▸ **Brief**
Pull each line holding "this" out of the entries below.

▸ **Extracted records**

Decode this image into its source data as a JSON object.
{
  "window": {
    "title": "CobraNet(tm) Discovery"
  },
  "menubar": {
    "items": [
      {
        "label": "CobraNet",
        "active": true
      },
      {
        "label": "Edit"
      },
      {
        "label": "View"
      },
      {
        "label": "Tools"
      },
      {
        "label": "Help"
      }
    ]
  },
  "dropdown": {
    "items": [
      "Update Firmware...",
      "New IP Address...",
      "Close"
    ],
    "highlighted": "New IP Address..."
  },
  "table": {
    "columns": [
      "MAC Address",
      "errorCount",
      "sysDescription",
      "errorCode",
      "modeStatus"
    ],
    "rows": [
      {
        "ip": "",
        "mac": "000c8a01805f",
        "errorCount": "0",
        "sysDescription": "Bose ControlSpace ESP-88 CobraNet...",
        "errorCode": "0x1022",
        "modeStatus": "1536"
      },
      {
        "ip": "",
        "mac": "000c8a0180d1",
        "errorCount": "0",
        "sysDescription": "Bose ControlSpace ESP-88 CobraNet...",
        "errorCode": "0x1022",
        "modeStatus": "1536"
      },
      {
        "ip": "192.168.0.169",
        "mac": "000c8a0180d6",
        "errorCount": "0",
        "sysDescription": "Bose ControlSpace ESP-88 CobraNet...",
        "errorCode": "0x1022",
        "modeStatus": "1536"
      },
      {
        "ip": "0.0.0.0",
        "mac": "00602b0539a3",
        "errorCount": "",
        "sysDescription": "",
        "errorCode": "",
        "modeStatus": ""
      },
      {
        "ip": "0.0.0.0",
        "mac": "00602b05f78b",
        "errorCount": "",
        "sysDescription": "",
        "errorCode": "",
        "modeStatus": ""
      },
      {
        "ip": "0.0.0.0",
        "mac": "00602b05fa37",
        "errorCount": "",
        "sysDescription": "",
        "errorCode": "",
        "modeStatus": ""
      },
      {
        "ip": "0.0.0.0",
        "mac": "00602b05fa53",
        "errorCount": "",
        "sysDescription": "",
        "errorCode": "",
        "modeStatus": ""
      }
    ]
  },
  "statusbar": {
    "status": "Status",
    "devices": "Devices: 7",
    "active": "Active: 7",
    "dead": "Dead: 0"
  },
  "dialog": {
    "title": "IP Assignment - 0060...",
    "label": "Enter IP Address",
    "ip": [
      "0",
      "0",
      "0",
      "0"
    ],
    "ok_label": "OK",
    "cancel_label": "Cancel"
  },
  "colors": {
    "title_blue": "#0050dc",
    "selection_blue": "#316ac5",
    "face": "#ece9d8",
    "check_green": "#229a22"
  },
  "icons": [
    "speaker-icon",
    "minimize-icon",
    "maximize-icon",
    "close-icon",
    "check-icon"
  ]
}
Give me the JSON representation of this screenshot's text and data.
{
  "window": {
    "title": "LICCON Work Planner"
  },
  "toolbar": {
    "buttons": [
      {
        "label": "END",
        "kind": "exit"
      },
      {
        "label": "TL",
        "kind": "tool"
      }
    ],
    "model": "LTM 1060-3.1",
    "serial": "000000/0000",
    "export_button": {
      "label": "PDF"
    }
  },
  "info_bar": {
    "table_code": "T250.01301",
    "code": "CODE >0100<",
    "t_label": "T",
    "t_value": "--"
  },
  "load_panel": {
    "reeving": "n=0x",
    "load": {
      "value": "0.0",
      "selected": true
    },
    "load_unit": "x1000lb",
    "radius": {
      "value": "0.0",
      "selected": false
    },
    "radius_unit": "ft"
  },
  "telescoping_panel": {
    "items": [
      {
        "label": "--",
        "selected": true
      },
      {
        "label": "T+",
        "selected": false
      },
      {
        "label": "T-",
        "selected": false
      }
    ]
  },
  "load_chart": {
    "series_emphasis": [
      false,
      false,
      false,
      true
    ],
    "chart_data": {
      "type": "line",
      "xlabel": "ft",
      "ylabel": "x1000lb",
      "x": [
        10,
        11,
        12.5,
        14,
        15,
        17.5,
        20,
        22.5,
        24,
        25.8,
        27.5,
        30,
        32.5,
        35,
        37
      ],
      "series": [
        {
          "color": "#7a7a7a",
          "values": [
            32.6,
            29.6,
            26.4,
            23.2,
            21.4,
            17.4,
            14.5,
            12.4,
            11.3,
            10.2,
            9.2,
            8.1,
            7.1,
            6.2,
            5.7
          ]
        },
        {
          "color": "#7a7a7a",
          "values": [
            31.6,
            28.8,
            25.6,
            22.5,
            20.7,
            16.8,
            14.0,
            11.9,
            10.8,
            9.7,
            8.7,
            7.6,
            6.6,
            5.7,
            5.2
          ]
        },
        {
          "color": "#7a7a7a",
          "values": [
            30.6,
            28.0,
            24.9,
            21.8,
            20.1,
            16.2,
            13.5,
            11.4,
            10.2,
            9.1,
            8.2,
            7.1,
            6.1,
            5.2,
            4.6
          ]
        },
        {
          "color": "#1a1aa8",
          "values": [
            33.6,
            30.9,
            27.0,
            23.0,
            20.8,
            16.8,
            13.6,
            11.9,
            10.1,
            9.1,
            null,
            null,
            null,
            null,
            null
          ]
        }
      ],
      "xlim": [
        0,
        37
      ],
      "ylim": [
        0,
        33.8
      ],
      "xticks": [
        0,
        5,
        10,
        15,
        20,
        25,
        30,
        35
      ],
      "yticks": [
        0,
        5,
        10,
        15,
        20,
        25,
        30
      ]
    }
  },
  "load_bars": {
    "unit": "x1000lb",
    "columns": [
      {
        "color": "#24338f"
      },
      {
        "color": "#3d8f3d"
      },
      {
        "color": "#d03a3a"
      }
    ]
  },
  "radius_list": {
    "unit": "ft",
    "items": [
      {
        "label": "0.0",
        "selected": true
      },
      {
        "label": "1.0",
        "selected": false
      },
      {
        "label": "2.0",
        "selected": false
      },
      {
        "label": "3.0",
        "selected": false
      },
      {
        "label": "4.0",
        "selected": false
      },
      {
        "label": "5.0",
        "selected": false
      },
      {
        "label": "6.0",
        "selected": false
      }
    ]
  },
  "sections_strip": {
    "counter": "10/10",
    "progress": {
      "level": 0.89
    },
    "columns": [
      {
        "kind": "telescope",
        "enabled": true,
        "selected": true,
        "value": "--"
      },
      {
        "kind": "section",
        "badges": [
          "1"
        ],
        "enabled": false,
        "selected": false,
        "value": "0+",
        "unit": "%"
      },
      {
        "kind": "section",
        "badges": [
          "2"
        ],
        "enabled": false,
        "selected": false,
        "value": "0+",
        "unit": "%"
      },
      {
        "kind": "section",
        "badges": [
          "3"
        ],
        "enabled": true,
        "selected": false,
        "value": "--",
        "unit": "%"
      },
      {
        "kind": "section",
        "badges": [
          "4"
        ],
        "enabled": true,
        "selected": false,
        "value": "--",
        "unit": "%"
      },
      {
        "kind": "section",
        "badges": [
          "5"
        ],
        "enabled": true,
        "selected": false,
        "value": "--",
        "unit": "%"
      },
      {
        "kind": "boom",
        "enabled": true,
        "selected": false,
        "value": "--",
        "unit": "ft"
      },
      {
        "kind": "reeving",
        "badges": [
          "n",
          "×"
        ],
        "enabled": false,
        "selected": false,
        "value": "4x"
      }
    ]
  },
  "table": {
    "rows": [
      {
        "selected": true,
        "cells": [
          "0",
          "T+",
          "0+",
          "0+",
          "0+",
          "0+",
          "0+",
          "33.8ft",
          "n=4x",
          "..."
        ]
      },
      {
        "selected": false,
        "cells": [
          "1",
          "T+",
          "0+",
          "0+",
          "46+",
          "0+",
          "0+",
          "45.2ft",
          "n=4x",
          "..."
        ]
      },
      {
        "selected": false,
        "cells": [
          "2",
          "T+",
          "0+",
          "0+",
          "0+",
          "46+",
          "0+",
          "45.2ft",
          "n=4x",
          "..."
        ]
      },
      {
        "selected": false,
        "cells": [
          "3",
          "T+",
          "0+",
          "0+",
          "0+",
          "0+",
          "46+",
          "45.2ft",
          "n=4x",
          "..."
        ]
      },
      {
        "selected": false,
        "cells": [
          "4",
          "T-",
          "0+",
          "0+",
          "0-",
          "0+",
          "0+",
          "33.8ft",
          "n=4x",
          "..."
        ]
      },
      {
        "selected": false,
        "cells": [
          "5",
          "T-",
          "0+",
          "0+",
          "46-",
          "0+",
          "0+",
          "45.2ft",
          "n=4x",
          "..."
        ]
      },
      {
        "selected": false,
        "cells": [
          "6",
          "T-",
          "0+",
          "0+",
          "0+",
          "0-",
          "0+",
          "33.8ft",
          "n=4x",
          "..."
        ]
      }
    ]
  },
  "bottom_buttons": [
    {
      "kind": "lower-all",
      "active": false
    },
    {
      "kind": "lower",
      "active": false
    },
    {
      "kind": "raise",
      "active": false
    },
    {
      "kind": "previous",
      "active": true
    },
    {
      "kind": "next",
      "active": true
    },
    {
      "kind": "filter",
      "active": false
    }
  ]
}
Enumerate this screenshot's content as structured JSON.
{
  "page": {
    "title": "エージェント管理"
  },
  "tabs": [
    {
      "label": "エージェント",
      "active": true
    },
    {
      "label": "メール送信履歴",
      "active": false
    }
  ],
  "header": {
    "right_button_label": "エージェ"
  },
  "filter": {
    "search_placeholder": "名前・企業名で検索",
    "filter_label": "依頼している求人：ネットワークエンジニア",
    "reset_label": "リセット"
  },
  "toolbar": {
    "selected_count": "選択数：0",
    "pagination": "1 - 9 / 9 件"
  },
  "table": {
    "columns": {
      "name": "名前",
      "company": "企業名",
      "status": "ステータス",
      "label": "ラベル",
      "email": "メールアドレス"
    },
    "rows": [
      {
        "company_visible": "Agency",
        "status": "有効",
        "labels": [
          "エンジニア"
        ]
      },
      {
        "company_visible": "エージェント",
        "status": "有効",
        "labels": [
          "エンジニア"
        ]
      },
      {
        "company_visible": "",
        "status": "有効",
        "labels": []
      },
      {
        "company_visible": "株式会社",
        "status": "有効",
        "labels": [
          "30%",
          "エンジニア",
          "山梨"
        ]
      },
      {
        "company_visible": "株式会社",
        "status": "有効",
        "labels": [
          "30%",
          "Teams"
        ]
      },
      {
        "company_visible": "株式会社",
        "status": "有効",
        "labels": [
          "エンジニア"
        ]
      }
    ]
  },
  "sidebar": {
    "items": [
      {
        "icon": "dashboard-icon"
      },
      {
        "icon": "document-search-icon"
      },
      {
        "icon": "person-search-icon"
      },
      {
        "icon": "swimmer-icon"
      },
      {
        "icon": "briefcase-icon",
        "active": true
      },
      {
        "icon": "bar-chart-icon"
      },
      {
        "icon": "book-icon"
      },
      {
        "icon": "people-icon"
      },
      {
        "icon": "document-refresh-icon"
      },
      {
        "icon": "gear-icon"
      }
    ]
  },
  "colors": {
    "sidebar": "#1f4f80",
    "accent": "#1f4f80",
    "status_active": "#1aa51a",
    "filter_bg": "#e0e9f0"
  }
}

▸ **Reply to the exercise**
Decode this image into its source data as a JSON object.
Give me the JSON representation of this screenshot's text and data.
Enumerate this screenshot's content as structured JSON.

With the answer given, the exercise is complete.